◆ STATED TASK:
What follows is a set of records; repeat all of them exactly.

◆ RECORDS PROVIDED:

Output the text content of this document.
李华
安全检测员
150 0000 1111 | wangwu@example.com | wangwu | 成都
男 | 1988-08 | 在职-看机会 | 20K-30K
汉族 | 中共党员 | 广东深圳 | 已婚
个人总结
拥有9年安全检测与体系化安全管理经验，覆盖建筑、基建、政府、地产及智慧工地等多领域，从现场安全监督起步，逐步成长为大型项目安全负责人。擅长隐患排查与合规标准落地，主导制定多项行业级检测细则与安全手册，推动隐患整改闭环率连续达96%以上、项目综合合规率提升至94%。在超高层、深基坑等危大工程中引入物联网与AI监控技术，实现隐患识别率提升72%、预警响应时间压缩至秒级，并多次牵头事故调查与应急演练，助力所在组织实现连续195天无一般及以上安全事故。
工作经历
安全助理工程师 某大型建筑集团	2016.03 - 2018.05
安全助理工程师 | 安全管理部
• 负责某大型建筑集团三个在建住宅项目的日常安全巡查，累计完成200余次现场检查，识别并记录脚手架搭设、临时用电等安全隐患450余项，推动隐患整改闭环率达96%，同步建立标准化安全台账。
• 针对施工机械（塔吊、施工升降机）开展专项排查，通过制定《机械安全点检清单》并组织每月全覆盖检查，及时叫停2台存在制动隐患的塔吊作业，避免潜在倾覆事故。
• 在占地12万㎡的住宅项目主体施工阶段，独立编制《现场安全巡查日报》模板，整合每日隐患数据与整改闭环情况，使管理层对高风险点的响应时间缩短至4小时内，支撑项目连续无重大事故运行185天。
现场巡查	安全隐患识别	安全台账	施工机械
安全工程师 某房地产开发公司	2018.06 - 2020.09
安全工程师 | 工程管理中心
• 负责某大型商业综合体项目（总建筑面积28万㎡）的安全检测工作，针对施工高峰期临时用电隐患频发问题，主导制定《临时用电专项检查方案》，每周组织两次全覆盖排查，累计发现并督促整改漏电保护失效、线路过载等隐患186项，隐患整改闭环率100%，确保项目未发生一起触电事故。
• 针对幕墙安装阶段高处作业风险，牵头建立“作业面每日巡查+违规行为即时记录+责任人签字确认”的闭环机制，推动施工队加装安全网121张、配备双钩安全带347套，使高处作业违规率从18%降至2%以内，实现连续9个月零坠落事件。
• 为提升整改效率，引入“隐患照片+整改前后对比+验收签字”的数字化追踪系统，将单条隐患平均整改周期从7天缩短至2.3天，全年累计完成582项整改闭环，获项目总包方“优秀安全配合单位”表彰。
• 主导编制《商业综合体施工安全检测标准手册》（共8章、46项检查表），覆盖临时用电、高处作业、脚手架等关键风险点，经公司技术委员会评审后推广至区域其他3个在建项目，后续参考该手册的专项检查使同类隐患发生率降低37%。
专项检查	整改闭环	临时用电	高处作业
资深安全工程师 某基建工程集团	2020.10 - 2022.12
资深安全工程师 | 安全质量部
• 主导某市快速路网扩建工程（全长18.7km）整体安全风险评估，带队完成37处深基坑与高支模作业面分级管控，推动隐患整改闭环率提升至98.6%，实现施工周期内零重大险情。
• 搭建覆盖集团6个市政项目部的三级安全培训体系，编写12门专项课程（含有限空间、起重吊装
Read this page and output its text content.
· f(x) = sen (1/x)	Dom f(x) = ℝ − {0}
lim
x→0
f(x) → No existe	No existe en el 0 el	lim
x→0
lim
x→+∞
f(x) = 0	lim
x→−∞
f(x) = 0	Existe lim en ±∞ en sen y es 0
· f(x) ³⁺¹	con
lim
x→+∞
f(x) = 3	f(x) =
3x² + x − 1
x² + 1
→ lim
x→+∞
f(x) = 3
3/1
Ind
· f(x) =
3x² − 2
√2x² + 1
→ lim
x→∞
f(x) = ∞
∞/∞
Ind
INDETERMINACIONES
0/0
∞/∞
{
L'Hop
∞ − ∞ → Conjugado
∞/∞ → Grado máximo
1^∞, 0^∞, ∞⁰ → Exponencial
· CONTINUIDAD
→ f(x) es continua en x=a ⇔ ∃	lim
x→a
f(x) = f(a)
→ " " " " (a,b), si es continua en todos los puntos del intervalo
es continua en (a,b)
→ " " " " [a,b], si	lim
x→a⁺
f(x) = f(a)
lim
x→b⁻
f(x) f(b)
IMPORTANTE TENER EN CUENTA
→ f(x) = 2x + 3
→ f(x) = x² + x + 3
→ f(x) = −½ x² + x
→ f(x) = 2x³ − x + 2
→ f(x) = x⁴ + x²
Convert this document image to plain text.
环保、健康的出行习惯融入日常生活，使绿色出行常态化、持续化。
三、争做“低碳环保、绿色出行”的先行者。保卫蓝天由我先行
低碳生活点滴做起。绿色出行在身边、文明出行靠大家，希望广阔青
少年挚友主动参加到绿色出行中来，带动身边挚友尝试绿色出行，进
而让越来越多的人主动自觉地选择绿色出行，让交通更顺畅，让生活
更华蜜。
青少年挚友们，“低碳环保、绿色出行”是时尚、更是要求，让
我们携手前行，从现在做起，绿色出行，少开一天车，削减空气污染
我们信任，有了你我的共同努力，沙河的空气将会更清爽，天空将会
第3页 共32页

◆ RESPONSE TO THE TASK:
Output the text content of this document.
李华
安全检测员
150 0000 1111 | wangwu@example.com | wangwu | 成都
男 | 1988-08 | 在职-看机会 | 20K-30K
汉族 | 中共党员 | 广东深圳 | 已婚
个人总结
拥有9年安全检测与体系化安全管理经验，覆盖建筑、基建、政府、地产及智慧工地等多领域，从现场安全监督起步，逐步成长为大型项目安全负责人。擅长隐患排查与合规标准落地，主导制定多项行业级检测细则与安全手册，推动隐患整改闭环率连续达96%以上、项目综合合规率提升至94%。在超高层、深基坑等危大工程中引入物联网与AI监控技术，实现隐患识别率提升72%、预警响应时间压缩至秒级，并多次牵头事故调查与应急演练，助力所在组织实现连续195天无一般及以上安全事故。
工作经历
安全助理工程师 某大型建筑集团	2016.03 - 2018.05
安全助理工程师 | 安全管理部
• 负责某大型建筑集团三个在建住宅项目的日常安全巡查，累计完成200余次现场检查，识别并记录脚手架搭设、临时用电等安全隐患450余项，推动隐患整改闭环率达96%，同步建立标准化安全台账。
• 针对施工机械（塔吊、施工升降机）开展专项排查，通过制定《机械安全点检清单》并组织每月全覆盖检查，及时叫停2台存在制动隐患的塔吊作业，避免潜在倾覆事故。
• 在占地12万㎡的住宅项目主体施工阶段，独立编制《现场安全巡查日报》模板，整合每日隐患数据与整改闭环情况，使管理层对高风险点的响应时间缩短至4小时内，支撑项目连续无重大事故运行185天。
现场巡查	安全隐患识别	安全台账	施工机械
安全工程师 某房地产开发公司	2018.06 - 2020.09
安全工程师 | 工程管理中心
• 负责某大型商业综合体项目（总建筑面积28万㎡）的安全检测工作，针对施工高峰期临时用电隐患频发问题，主导制定《临时用电专项检查方案》，每周组织两次全覆盖排查，累计发现并督促整改漏电保护失效、线路过载等隐患186项，隐患整改闭环率100%，确保项目未发生一起触电事故。
• 针对幕墙安装阶段高处作业风险，牵头建立“作业面每日巡查+违规行为即时记录+责任人签字确认”的闭环机制，推动施工队加装安全网121张、配备双钩安全带347套，使高处作业违规率从18%降至2%以内，实现连续9个月零坠落事件。
• 为提升整改效率，引入“隐患照片+整改前后对比+验收签字”的数字化追踪系统，将单条隐患平均整改周期从7天缩短至2.3天，全年累计完成582项整改闭环，获项目总包方“优秀安全配合单位”表彰。
• 主导编制《商业综合体施工安全检测标准手册》（共8章、46项检查表），覆盖临时用电、高处作业、脚手架等关键风险点，经公司技术委员会评审后推广至区域其他3个在建项目，后续参考该手册的专项检查使同类隐患发生率降低37%。
专项检查	整改闭环	临时用电	高处作业
资深安全工程师 某基建工程集团	2020.10 - 2022.12
资深安全工程师 | 安全质量部
• 主导某市快速路网扩建工程（全长18.7km）整体安全风险评估，带队完成37处深基坑与高支模作业面分级管控，推动隐患整改闭环率提升至98.6%，实现施工周期内零重大险情。
• 搭建覆盖集团6个市政项目部的三级安全培训体系，编写12门专项课程（含有限空间、起重吊装
Read this page and output its text content.
· f(x) = sen (1/x)	Dom f(x) = ℝ − {0}
lim
x→0
f(x) → No existe	No existe en el 0 el	lim
x→0
lim
x→+∞
f(x) = 0	lim
x→−∞
f(x) = 0	Existe lim en ±∞ en sen y es 0
· f(x) ³⁺¹	con
lim
x→+∞
f(x) = 3	f(x) =
3x² + x − 1
x² + 1
→ lim
x→+∞
f(x) = 3
3/1
Ind
· f(x) =
3x² − 2
√2x² + 1
→ lim
x→∞
f(x) = ∞
∞/∞
Ind
INDETERMINACIONES
0/0
∞/∞
{
L'Hop
∞ − ∞ → Conjugado
∞/∞ → Grado máximo
1^∞, 0^∞, ∞⁰ → Exponencial
· CONTINUIDAD
→ f(x) es continua en x=a ⇔ ∃	lim
x→a
f(x) = f(a)
→ " " " " (a,b), si es continua en todos los puntos del intervalo
es continua en (a,b)
→ " " " " [a,b], si	lim
x→a⁺
f(x) = f(a)
lim
x→b⁻
f(x) f(b)
IMPORTANTE TENER EN CUENTA
→ f(x) = 2x + 3
→ f(x) = x² + x + 3
→ f(x) = −½ x² + x
→ f(x) = 2x³ − x + 2
→ f(x) = x⁴ + x²
Convert this document image to plain text.
环保、健康的出行习惯融入日常生活，使绿色出行常态化、持续化。
三、争做“低碳环保、绿色出行”的先行者。保卫蓝天由我先行
低碳生活点滴做起。绿色出行在身边、文明出行靠大家，希望广阔青
少年挚友主动参加到绿色出行中来，带动身边挚友尝试绿色出行，进
而让越来越多的人主动自觉地选择绿色出行，让交通更顺畅，让生活
更华蜜。
青少年挚友们，“低碳环保、绿色出行”是时尚、更是要求，让
我们携手前行，从现在做起，绿色出行，少开一天车，削减空气污染
我们信任，有了你我的共同努力，沙河的空气将会更清爽，天空将会
第3页 共32页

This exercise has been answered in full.